-------- Material for this exercise --------
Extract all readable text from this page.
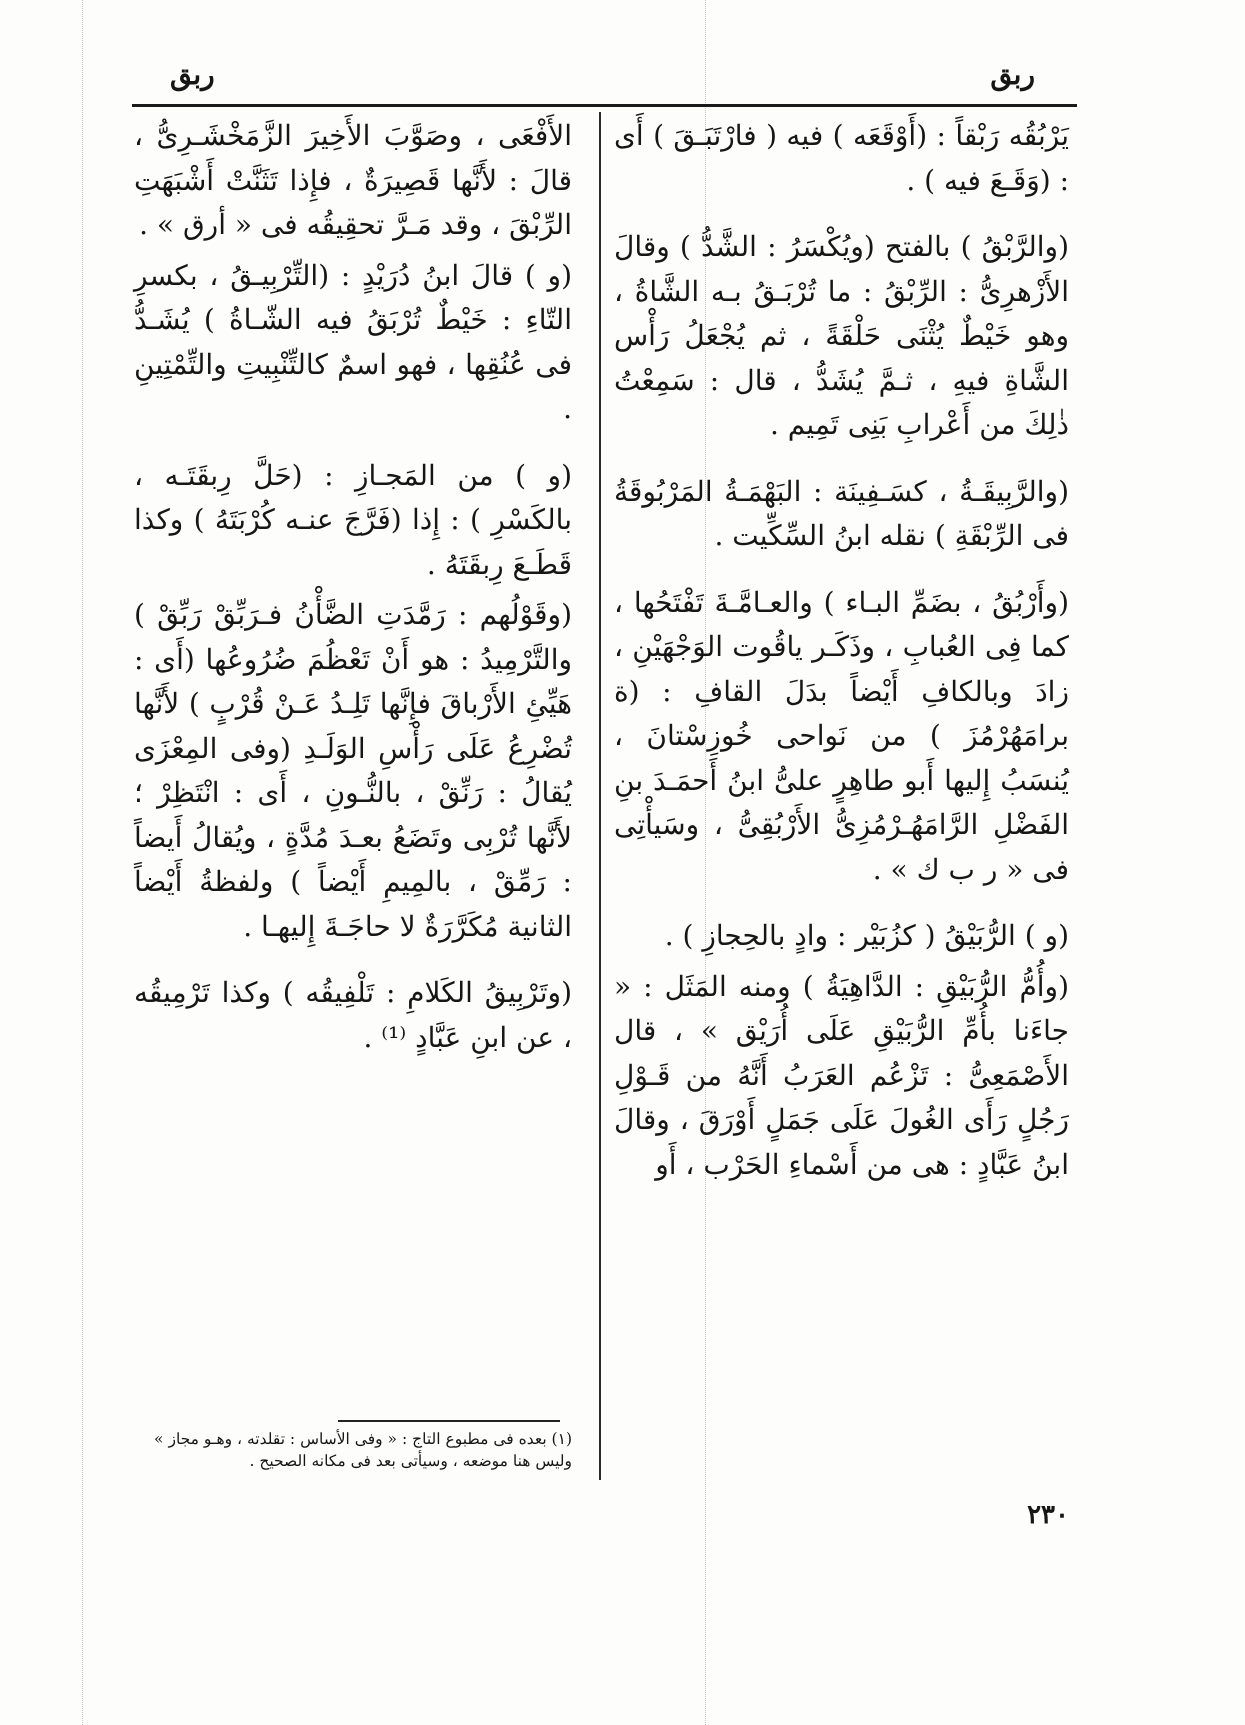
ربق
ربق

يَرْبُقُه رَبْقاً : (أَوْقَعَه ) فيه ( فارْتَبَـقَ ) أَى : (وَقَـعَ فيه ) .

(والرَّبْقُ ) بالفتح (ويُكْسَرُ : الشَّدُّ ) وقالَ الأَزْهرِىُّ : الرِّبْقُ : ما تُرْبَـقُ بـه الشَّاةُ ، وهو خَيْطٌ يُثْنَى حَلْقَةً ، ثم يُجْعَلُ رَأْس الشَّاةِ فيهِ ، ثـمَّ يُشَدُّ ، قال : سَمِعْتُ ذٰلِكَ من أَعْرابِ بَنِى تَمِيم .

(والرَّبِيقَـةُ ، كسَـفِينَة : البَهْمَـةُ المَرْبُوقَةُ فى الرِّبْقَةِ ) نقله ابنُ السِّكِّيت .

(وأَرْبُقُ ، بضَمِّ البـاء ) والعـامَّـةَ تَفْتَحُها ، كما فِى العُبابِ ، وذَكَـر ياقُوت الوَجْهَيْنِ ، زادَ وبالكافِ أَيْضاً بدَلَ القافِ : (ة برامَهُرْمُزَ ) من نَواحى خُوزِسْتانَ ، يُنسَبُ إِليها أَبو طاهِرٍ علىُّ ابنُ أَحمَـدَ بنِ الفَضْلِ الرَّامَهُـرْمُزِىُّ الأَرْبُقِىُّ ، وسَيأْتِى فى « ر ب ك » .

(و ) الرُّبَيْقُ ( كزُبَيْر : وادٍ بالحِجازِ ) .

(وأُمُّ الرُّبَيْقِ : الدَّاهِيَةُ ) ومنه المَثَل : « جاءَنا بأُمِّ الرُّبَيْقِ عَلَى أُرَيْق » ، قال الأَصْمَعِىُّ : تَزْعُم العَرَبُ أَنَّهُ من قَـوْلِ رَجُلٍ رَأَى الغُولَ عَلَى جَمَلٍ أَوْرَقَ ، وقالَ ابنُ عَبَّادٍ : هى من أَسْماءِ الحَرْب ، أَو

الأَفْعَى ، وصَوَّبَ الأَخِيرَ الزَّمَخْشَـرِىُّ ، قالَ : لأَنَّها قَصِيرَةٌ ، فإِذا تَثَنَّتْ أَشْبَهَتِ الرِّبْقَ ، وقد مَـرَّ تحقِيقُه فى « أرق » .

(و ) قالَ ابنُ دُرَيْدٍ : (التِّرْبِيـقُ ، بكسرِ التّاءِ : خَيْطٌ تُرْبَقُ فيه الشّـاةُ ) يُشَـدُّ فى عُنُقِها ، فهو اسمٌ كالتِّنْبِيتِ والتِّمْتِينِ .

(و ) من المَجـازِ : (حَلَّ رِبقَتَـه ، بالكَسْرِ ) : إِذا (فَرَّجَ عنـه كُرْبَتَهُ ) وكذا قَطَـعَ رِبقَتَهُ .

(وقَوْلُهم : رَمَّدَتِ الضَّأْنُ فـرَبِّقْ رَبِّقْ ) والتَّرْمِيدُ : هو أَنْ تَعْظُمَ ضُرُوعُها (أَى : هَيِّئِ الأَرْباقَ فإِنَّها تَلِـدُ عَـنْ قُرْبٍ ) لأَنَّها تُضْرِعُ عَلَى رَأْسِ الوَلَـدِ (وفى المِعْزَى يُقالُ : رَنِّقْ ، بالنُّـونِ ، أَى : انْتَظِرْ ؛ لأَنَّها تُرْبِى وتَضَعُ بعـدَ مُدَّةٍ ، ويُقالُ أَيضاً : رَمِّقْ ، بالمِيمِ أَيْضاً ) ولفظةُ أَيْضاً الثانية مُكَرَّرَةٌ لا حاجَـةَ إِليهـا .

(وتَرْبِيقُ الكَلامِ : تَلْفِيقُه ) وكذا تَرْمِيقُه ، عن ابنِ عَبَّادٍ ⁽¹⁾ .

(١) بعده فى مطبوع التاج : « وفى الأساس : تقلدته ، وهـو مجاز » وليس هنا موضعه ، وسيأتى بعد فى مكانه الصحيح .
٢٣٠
--------
-------- Material for this exercise --------
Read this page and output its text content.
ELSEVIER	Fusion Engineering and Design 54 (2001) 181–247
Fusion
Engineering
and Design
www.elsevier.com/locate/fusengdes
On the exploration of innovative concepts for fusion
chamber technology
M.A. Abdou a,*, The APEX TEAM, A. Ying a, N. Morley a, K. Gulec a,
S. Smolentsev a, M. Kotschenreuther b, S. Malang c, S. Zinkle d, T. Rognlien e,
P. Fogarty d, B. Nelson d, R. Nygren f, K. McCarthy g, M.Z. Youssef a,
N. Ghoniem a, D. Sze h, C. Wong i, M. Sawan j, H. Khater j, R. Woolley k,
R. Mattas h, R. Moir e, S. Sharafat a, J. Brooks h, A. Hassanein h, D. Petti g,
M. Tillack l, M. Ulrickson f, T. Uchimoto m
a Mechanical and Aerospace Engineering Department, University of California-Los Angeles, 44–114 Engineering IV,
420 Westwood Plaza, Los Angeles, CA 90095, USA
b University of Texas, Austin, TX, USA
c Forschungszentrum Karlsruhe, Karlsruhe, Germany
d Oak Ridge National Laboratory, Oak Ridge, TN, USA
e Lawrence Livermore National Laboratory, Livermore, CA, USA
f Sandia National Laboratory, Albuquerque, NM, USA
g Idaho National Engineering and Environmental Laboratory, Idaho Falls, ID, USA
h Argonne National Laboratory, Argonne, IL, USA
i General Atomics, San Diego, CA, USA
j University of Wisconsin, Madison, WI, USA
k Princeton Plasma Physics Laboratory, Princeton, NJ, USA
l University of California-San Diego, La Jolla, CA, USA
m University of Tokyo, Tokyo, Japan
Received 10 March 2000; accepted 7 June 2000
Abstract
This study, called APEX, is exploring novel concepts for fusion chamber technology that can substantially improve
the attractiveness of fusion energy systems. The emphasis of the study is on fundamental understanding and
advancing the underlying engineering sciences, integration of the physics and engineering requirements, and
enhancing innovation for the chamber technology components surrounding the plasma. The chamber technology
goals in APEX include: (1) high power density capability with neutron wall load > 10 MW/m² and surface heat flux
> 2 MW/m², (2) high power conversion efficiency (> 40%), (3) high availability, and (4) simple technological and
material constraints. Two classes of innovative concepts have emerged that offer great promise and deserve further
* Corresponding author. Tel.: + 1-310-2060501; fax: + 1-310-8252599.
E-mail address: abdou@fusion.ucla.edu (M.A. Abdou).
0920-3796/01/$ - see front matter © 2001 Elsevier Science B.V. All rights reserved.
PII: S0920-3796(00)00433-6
--------
Description of the task: Gather each line in the entries above where the string "page" is found.

Task response:
Extract all readable text from this page.
Read this page and output its text content.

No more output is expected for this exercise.